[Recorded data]
====

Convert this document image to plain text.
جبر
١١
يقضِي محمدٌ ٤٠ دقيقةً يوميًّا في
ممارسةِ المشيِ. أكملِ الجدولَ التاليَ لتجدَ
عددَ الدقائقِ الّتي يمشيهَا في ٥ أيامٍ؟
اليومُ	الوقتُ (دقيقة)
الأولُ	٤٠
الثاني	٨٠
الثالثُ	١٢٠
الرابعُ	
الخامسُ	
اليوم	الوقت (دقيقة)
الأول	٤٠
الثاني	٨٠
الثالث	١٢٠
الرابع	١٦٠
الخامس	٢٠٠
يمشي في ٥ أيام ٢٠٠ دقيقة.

====

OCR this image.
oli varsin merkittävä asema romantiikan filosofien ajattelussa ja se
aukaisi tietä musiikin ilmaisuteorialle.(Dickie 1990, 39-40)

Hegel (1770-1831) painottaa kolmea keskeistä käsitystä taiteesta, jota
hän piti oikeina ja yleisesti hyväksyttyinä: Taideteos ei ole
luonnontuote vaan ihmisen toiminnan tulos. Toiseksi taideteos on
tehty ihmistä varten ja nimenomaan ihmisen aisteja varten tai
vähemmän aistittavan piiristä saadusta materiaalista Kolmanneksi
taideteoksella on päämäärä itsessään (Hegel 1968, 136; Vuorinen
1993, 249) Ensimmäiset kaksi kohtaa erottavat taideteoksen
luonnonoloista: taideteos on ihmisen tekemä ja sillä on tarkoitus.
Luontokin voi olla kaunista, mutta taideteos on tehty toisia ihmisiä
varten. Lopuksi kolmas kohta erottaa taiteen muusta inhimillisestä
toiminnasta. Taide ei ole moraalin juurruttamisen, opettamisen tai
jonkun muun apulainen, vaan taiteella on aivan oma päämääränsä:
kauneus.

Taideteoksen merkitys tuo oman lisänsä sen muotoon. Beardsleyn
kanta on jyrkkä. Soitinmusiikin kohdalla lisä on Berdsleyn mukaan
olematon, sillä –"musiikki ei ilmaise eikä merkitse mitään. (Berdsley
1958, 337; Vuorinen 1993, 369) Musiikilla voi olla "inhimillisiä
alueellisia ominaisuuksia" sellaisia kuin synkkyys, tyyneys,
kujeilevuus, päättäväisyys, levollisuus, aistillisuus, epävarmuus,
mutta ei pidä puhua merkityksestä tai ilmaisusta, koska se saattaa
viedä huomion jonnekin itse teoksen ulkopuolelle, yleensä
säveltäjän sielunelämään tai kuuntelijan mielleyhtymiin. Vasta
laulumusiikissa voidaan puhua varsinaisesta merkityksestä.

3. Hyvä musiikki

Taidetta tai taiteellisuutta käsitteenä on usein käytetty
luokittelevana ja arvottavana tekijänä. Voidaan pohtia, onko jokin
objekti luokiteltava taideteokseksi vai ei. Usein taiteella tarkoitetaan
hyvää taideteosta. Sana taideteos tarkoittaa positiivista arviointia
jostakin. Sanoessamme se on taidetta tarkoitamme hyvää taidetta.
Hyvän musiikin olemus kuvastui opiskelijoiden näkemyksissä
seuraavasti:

====

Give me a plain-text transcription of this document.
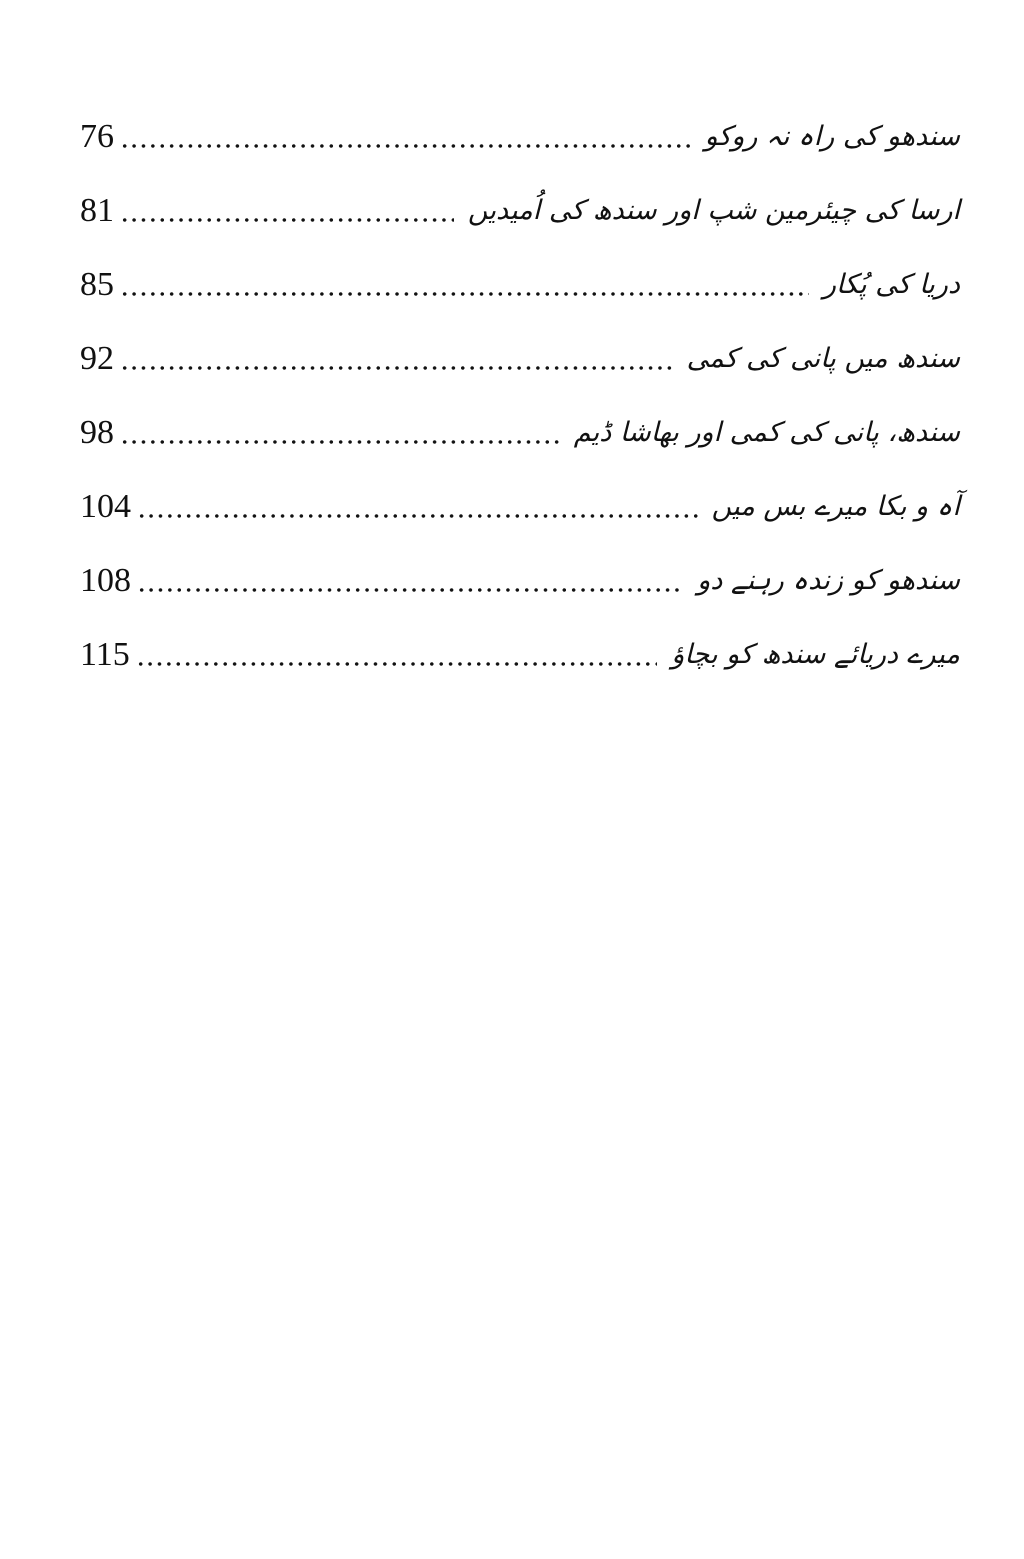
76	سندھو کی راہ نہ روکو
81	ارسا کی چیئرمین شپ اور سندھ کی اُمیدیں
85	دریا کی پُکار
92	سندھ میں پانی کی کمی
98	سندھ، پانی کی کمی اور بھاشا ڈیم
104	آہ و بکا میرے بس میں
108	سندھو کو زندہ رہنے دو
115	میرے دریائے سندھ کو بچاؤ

====

Copy every line that includes the string "document" from the material above.

Convert this document image to plain text.
Give me a plain-text transcription of this document.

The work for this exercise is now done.